PROBLEM STATEMENT ::
Pick every line from the data that holds the word "einer".

AVAILABLE RECORDS ::
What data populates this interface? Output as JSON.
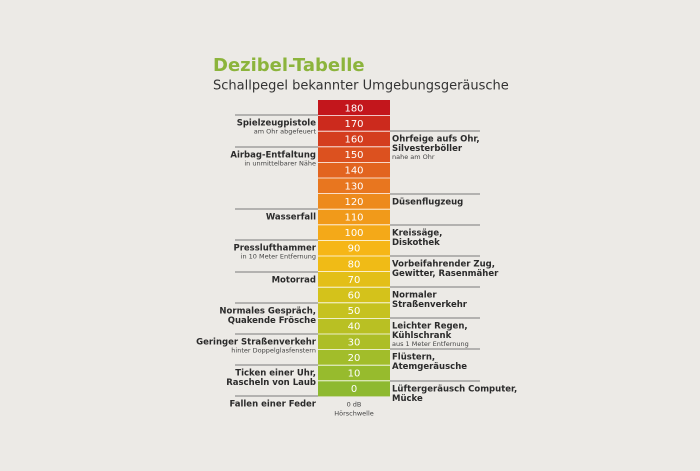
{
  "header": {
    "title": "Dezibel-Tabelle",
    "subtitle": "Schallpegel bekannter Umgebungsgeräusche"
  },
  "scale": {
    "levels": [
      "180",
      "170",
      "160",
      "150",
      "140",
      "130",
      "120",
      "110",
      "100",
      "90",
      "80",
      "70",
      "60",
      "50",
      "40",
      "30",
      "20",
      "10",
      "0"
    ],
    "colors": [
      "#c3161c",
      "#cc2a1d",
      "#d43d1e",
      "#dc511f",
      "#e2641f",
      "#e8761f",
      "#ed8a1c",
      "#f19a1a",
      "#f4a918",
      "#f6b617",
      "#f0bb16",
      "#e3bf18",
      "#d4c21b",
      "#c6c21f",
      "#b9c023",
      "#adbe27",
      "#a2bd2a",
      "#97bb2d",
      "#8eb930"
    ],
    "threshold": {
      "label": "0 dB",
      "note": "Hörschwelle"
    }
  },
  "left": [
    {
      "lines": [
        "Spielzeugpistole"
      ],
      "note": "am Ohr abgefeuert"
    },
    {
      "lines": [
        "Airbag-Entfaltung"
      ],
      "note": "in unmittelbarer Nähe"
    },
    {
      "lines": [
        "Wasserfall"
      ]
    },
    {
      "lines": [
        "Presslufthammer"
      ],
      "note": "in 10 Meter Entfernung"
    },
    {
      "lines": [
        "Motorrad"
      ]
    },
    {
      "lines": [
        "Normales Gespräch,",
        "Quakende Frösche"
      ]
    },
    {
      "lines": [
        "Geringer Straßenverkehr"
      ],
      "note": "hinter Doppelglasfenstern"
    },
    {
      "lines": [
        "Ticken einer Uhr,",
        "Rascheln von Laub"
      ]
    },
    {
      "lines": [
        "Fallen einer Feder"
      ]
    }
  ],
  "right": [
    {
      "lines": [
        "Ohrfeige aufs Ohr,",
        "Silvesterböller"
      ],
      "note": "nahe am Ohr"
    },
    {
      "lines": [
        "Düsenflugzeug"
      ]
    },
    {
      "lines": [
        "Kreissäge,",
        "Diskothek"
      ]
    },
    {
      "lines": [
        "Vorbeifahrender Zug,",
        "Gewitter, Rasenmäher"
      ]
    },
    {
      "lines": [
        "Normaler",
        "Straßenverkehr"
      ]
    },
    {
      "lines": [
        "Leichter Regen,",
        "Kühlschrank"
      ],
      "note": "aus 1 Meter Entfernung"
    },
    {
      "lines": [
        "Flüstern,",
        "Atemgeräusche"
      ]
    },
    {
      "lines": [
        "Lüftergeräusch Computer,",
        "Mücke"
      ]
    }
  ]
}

SOLUTION FOR THIS EXERCISE ::
        "Ticken einer Uhr,",
        "Fallen einer Feder"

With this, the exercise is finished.